> [Dataset]
**********

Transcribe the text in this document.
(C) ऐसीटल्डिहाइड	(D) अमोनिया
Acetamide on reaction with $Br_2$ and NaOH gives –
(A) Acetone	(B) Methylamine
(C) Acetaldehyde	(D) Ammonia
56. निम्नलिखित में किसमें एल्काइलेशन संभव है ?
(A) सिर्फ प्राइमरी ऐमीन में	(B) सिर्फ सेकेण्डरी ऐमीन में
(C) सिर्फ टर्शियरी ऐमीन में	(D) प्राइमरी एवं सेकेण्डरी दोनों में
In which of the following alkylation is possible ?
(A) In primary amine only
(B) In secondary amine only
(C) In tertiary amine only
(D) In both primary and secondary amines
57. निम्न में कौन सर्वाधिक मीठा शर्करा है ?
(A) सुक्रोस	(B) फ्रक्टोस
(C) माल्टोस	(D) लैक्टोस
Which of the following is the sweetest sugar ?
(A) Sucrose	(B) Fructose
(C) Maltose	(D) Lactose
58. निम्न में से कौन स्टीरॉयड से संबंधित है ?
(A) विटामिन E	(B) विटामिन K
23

**********

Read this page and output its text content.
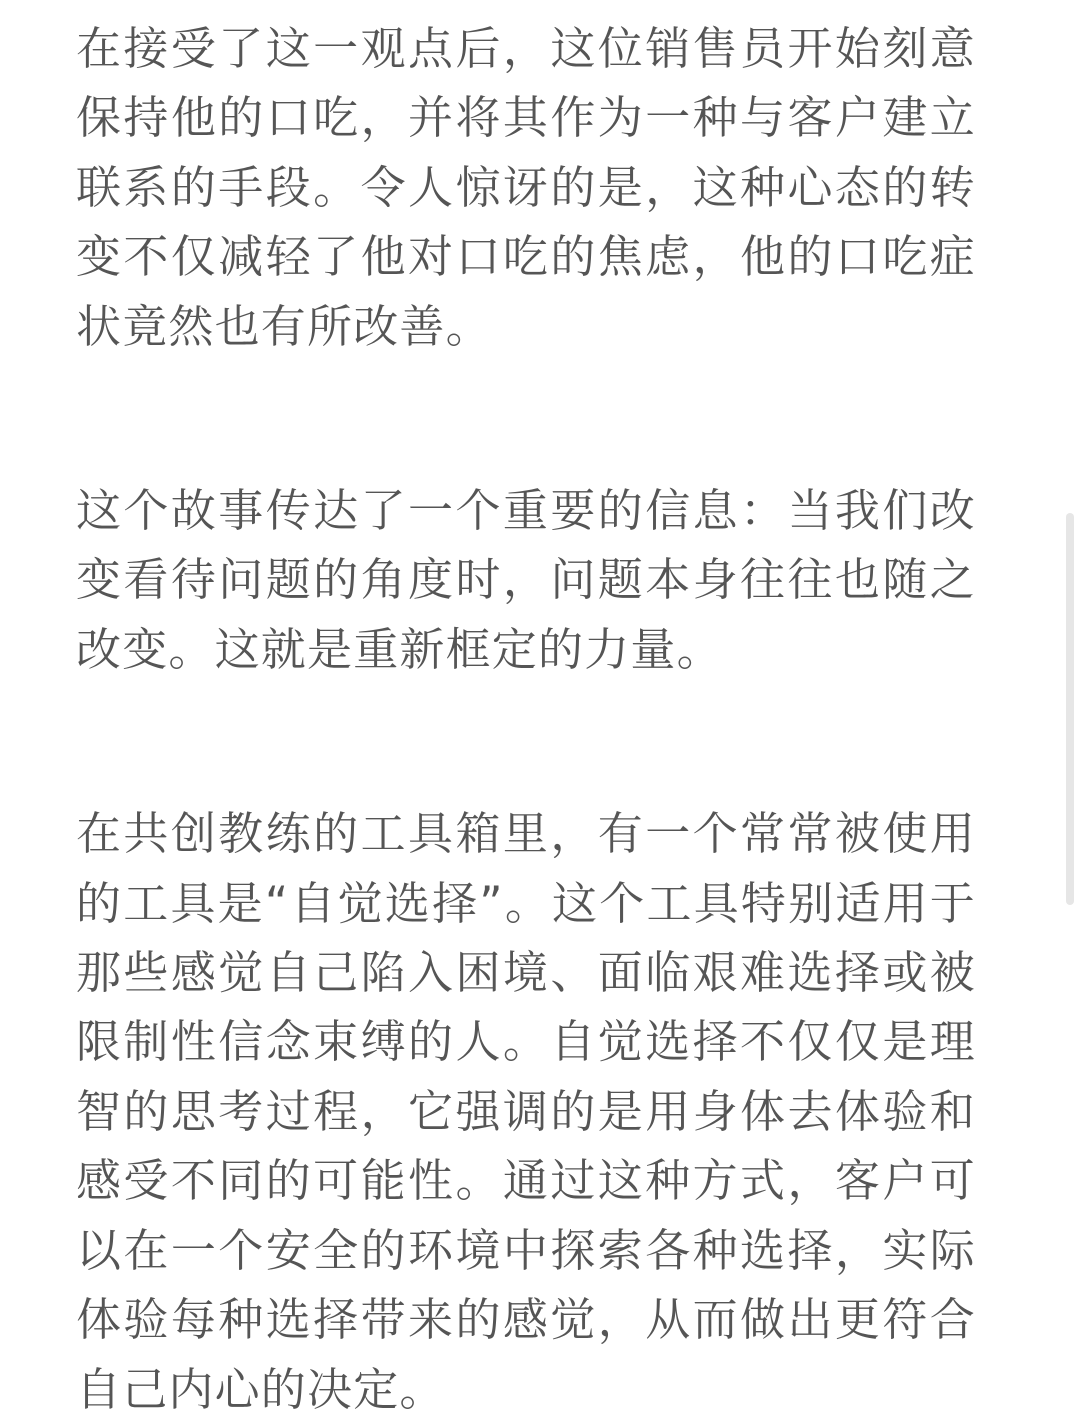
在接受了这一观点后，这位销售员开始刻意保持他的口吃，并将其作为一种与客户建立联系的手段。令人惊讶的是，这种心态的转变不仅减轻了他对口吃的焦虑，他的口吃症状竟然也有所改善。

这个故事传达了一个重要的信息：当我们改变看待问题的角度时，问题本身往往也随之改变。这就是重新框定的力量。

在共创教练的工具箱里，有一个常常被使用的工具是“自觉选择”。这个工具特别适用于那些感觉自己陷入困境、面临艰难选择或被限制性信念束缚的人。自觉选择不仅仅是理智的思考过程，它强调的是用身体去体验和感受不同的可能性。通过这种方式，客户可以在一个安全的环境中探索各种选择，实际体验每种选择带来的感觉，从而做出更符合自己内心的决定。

**********

> [Given instruction] Report how many lines in the data contain the word "only", with no words besides the number.

> [Expected answer] 3